Output nothing but the number of lines that include the word "dolly".

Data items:
+ + +
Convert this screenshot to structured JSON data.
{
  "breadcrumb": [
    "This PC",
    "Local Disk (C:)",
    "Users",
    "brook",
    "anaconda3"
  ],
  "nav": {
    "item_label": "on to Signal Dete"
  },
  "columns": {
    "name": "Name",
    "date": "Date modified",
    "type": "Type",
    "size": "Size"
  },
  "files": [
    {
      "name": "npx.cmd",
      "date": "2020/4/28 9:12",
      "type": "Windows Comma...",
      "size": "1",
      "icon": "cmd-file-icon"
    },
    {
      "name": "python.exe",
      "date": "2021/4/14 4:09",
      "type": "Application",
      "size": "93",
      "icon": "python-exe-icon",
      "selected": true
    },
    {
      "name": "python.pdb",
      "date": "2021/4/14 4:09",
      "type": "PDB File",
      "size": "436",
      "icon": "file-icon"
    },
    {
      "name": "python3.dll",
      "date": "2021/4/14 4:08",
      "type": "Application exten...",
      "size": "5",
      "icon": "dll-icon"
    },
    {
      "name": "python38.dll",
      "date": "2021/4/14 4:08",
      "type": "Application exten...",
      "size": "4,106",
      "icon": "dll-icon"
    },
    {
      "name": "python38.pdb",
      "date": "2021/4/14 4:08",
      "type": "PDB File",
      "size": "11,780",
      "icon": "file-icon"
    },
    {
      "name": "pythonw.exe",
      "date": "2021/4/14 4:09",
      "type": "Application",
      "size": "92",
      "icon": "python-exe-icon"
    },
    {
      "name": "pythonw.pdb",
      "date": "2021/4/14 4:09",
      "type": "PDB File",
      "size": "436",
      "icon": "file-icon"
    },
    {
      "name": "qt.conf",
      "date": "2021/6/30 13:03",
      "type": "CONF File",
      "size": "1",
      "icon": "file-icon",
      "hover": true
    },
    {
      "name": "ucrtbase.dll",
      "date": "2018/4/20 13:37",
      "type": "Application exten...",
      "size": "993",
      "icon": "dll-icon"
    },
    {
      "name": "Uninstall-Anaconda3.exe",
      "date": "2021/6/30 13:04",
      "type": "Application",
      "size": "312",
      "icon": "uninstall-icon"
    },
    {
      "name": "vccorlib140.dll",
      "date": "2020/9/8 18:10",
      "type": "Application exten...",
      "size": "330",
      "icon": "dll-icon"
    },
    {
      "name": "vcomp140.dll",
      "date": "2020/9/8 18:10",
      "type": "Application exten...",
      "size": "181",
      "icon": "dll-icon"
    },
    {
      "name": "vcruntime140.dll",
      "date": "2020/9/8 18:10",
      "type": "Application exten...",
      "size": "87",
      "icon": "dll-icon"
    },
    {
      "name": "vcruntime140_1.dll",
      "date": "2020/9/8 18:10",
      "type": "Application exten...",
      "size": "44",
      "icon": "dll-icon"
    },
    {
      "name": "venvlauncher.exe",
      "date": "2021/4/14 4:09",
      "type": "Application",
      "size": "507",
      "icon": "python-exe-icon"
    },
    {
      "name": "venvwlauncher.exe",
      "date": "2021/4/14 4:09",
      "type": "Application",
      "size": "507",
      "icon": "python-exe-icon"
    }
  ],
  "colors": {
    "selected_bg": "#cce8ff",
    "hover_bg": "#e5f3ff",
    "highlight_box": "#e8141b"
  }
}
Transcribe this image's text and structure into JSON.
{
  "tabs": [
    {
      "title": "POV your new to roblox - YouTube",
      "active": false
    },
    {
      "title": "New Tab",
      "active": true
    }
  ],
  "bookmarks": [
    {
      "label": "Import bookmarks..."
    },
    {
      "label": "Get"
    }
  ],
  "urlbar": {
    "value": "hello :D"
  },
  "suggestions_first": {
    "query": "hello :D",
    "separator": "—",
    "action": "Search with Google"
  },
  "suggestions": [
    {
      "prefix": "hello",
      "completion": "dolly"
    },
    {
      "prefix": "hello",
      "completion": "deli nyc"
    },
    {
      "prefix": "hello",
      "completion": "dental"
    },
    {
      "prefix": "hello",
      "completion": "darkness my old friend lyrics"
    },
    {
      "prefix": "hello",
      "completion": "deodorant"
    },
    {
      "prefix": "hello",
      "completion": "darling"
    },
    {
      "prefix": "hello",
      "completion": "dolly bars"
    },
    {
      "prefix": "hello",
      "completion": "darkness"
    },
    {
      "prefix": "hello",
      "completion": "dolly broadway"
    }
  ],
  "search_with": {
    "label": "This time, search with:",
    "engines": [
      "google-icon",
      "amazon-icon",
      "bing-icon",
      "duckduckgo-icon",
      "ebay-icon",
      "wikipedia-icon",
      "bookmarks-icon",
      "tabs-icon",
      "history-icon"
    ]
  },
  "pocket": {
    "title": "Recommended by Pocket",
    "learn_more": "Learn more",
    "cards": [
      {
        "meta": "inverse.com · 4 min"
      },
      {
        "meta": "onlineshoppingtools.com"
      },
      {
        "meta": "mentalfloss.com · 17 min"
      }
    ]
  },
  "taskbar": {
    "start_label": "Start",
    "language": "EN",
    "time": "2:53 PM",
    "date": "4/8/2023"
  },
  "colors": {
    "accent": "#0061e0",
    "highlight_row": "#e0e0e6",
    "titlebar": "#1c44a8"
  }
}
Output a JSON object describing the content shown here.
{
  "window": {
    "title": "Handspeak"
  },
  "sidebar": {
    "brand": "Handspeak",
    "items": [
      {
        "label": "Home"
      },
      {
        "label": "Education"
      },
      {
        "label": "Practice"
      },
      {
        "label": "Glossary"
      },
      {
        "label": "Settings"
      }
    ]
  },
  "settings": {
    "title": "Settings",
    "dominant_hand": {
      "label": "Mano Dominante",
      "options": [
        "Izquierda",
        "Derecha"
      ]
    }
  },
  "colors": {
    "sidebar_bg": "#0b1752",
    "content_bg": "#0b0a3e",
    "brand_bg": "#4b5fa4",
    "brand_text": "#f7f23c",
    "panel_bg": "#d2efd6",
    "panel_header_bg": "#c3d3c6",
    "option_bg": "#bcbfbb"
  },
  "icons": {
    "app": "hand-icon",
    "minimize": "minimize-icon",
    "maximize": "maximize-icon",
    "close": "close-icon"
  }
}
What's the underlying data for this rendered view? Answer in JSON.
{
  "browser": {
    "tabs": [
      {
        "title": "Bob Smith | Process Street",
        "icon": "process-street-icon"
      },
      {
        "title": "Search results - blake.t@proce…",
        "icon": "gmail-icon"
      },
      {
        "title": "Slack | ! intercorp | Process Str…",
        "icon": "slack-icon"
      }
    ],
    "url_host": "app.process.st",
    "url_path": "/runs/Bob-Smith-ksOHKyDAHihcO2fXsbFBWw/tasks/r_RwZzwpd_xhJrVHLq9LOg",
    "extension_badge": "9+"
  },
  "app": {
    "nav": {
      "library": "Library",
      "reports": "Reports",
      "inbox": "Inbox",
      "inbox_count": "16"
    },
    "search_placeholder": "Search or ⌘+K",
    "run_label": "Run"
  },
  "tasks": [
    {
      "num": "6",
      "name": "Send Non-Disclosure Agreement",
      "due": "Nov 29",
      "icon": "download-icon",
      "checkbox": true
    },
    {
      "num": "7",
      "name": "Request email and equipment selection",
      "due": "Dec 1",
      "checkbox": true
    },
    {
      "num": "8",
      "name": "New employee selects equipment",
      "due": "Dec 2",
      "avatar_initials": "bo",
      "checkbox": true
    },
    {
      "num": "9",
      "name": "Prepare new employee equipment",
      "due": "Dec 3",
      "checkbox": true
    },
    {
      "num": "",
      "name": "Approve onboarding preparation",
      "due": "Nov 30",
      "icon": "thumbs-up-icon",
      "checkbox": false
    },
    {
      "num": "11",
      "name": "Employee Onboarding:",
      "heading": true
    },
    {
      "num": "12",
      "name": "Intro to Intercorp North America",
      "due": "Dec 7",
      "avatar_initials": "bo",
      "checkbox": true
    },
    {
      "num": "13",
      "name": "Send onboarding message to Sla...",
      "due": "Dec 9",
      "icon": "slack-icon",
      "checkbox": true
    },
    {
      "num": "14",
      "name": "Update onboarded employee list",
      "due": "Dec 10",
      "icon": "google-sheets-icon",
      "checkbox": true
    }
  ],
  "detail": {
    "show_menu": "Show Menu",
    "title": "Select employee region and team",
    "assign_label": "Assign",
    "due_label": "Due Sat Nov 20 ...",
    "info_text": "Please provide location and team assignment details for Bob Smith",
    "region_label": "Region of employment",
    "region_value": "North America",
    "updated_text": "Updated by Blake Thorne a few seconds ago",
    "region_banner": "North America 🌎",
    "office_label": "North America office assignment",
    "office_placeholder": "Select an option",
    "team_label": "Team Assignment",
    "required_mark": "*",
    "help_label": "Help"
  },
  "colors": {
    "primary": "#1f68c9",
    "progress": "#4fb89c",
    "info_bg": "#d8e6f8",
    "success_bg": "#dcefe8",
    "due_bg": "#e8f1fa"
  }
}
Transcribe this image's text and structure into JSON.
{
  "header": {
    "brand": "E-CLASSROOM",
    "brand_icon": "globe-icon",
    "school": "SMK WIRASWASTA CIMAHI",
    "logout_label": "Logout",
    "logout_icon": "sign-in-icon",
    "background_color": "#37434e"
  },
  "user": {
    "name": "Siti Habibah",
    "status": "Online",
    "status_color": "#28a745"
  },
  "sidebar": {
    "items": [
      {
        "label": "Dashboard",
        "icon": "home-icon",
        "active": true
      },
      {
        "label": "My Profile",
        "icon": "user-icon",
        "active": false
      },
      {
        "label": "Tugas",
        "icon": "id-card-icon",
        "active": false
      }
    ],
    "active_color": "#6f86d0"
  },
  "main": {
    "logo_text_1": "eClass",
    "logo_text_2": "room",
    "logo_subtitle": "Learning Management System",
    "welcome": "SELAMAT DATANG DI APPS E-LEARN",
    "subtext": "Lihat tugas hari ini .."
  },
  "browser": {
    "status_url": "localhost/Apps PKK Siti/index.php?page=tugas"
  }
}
+ + +
Correct answer:
3